- [Exercice 1]: Dans le texte sur les fonctionnaires parlementaires, en deçà de quel écart perceptuel entre les groupes un indicateur est-il considéré comme validé ?
- [Exercice 2]: Poursuivez le texte sur les fonctionnaires parlementaires à partir de sa dernière phrase.
═════ Texte à lire
Nous utilisons deux indicateurs pour tester l'hypothèse H2. Il s'agit de la perception de la réalité vécue par les fonctionnaires à l'Assemblée nationale par rapport à celle vécue dans un ministère. S'y ajoute l'existence ou non d'une distinction perçue quant au traitement envers un ministre par rapport à un autre type de député. Un traitement privilégié envers un membre de l'exécutif indiquerait un préjugé favorable à l’égard de l'exécutif. Pour l'hypothèse H3, nous avons également retenu deux indicateurs, soit la confusion entre le rôle conseil du fonctionnaire parlementaire avec celui du personnel politique et la fréquence à laquelle un fonctionnaire parlementaire prodiguerait un conseil politique à un élu. Cette hypothèse nous permet d’évaluer dans quelle mesure le travail des fonctionnaires parlementaires se déroulent dans la zone pourpre identifiée par Alford et collaborateurs (Reference Alford, Hartley, Yates and Hughes2017).
Dans cette veine, et en lien avec les constats de Grube et Howard (Reference Grube and Howard2016b), de Aucoin (Reference Aucoin2012) et de Savoie (Reference Savoie2003) quant à la recherche d'aptitudes de plus en plus politiques chez les fonctionnaires de l'exécutif, nous nous intéressons aux qualités qui sont les plus valorisées pour les fonctionnaires parlementaires. En théorie, celles qui sont recherchées auprès du personnel administratif ou politique ne devraient pas être les mêmes. Pour étudier l'hypothèse H4, nous avons d'abord identifié différentes qualités pouvant être associées aux fonctionnaires parlementaires ou au personnel politique. Il s'agit de la disponibilité, du sens politique, de la loyauté, de la discrétion, de la neutralité et de la compétence. Quoique non exclusives, les trois premières seraient davantage associées au personnel politique (Montigny et Jacob, Reference Montigny and Jacob2019), alors que les trois autres seraient davantage associées aux membres du personnel administratif. La priorisation de ces différentes qualités selon que l'on soit député ou fonctionnaire parlementaire constitue nos indicateurs.
La validation de nos trois premières hypothèses sera mesurée par la constitution d'un indice composé. Ainsi, chacun des indicateurs sera validé si un écart perceptuel entre les groupes de moins de 10% est constaté. À l'intérieur de cette marge, nous considérons que l’écart perceptuel observé demeure mineur. La somme de ces indicateurs nous permettra de juger du niveau de validation (+1 si validé et 0 si non validé). Quant à l'hypothèse H4, il suffira de comparer l'ordre de priorisation des qualités valorisées dans chacun des groupes. Pour valider cette hypothèse, nous analyserons et comparerons les deux premières et les deux dernières qualités identifiées par les répondants de chacun des groupes.
══════════
═════ Documents fournis
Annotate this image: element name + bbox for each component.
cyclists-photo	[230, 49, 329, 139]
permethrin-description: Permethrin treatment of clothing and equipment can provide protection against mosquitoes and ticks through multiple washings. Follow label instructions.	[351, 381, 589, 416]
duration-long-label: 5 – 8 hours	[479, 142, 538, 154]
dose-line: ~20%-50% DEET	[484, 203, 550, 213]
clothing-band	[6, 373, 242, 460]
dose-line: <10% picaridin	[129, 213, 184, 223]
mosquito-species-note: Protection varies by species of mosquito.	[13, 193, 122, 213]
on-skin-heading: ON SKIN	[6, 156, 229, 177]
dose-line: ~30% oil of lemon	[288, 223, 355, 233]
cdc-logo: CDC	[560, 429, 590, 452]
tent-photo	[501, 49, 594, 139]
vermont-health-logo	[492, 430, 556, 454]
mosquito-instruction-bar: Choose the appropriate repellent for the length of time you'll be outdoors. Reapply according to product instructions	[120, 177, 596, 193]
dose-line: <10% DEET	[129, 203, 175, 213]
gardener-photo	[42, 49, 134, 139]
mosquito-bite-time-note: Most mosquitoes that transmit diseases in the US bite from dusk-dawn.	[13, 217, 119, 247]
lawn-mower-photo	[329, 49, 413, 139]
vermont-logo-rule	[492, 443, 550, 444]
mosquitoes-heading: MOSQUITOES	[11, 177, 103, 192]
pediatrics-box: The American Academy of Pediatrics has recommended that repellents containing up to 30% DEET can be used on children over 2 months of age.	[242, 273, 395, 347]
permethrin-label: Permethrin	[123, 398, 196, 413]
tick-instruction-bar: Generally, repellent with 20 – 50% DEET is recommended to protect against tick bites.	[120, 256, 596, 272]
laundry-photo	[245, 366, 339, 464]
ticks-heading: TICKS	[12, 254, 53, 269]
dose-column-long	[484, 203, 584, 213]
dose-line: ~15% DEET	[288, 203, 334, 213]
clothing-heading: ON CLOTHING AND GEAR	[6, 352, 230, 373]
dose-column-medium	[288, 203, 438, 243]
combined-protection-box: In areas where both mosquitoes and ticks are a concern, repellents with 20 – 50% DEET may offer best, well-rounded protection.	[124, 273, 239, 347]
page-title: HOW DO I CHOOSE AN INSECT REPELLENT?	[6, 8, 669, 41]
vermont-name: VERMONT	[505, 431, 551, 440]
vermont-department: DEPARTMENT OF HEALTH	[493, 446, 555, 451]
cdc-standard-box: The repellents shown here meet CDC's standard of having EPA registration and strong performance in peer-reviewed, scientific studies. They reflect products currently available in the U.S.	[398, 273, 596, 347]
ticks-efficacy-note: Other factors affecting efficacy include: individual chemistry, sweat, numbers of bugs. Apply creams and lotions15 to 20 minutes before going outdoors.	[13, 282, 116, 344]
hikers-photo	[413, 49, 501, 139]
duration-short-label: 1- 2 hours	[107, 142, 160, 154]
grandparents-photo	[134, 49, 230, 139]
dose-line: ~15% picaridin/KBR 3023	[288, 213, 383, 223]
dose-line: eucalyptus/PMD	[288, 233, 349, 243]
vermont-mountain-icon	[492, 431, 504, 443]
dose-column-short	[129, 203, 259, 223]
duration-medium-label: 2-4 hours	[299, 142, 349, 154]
══════════
- [Réponse rédigée 1]: Un écart perceptuel de moins de 10 %.

- [Réponse rédigée 2]:
2. Résultats
Les mêmes questions ont été posées aux deux groupes en lien avec chacun des indicateurs retenus. Cela nous permet d'effectuer une comparaison des perceptions de chacun en lien avec chacune des questions. C'est ce que nous ferons en présentant les résultats associés aux quatre hypothèses retenues.
2.1. Hypothèse 1 : La conception de la hiérarchie institutionnelle
Quelle est la principale allégeance des fonctionnaires parlementaires ? Quelle est la perception du rapport hiérarchique entre l’élu et le fonctionnaire parlementaire ? Une personne élue peut-elle dire à un fonctionnaire parlementaire quoi faire et comment faire son travail ? Envers qui les fonctionnaires parlementaires sont-ils d'abord redevables ? Ces questions ont été posées aux élus (n = 15) et aux fonctionnaires parlementaires (n = 73) composant notre échantillon. Le taux de réponse varie d'une question à l'autre.Footnote 6
Pour notre premier indicateur, portant sur la principale allégeance des fonctionnaires, les répondants devaient se positionner sur une échelle de 1 à 5 selon qu'ils pensent que les fonctionnaires parlementaires sont principalement au service des personnes élues, ou au service de l'institution. Les catégories 1 et 2 signifient qu'ils sont aux services des élus, 4 et 5 qu'ils sont au service des institutions et 3 neutres entre les deux.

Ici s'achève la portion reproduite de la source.